[Stored data entries]
%%
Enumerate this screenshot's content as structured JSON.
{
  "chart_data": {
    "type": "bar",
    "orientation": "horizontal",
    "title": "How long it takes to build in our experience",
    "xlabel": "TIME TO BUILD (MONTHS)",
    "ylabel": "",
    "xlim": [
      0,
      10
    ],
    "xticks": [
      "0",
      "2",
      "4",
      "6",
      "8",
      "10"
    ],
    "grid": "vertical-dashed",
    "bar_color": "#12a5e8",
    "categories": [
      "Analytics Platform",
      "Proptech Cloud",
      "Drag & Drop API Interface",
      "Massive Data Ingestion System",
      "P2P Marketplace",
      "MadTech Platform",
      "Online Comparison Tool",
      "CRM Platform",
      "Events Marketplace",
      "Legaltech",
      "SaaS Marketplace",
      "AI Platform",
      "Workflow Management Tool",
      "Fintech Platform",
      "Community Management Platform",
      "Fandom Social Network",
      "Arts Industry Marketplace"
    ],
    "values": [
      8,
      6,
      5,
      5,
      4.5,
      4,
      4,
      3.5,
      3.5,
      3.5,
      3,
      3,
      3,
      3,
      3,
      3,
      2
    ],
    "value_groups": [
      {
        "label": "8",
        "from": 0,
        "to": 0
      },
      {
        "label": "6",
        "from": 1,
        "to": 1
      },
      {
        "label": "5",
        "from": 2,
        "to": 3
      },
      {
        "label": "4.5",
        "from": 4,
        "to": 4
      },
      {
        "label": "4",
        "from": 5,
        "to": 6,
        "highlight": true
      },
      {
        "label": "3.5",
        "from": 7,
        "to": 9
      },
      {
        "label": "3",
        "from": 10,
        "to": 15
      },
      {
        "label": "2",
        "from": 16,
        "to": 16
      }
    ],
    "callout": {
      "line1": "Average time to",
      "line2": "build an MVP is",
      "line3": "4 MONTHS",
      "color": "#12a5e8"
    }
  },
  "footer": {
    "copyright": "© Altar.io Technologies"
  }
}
%%
* **What the exercise asks**
Say how many lines include the word "Management"; reply with the number alone.

* **Correct answer**
2